*Required work:* Retype the complete listing exactly as it appears.

*Available data:*
%%

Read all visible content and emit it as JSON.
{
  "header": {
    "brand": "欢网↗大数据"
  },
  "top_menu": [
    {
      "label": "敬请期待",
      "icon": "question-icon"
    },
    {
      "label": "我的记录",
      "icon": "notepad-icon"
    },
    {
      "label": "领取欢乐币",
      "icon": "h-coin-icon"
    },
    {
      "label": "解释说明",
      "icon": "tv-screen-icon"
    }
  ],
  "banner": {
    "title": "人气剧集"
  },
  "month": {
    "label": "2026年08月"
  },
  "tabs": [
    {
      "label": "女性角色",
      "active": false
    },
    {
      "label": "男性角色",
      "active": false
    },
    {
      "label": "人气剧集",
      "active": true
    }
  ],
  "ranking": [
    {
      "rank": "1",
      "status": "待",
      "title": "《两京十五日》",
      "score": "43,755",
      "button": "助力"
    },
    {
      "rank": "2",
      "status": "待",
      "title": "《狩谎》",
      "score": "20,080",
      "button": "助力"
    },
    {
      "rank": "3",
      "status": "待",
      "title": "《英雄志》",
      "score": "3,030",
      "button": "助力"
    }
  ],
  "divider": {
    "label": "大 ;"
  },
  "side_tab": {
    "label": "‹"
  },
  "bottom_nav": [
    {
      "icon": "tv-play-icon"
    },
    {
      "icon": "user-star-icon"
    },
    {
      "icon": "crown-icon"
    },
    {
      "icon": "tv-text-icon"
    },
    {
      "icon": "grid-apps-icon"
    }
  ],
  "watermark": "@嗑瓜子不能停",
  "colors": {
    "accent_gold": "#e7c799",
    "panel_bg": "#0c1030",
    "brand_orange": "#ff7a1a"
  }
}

%%

*Exercise solution:*
Read all visible content and emit it as JSON.
{
  "header": {
    "brand": "欢网↗大数据"
  },
  "top_menu": [
    {
      "label": "敬请期待",
      "icon": "question-icon"
    },
    {
      "label": "我的记录",
      "icon": "notepad-icon"
    },
    {
      "label": "领取欢乐币",
      "icon": "h-coin-icon"
    },
    {
      "label": "解释说明",
      "icon": "tv-screen-icon"
    }
  ],
  "banner": {
    "title": "人气剧集"
  },
  "month": {
    "label": "2026年08月"
  },
  "tabs": [
    {
      "label": "女性角色",
      "active": false
    },
    {
      "label": "男性角色",
      "active": false
    },
    {
      "label": "人气剧集",
      "active": true
    }
  ],
  "ranking": [
    {
      "rank": "1",
      "status": "待",
      "title": "《两京十五日》",
      "score": "43,755",
      "button": "助力"
    },
    {
      "rank": "2",
      "status": "待",
      "title": "《狩谎》",
      "score": "20,080",
      "button": "助力"
    },
    {
      "rank": "3",
      "status": "待",
      "title": "《英雄志》",
      "score": "3,030",
      "button": "助力"
    }
  ],
  "divider": {
    "label": "大 ;"
  },
  "side_tab": {
    "label": "‹"
  },
  "bottom_nav": [
    {
      "icon": "tv-play-icon"
    },
    {
      "icon": "user-star-icon"
    },
    {
      "icon": "crown-icon"
    },
    {
      "icon": "tv-text-icon"
    },
    {
      "icon": "grid-apps-icon"
    }
  ],
  "watermark": "@嗑瓜子不能停",
  "colors": {
    "accent_gold": "#e7c799",
    "panel_bg": "#0c1030",
    "brand_orange": "#ff7a1a"
  }
}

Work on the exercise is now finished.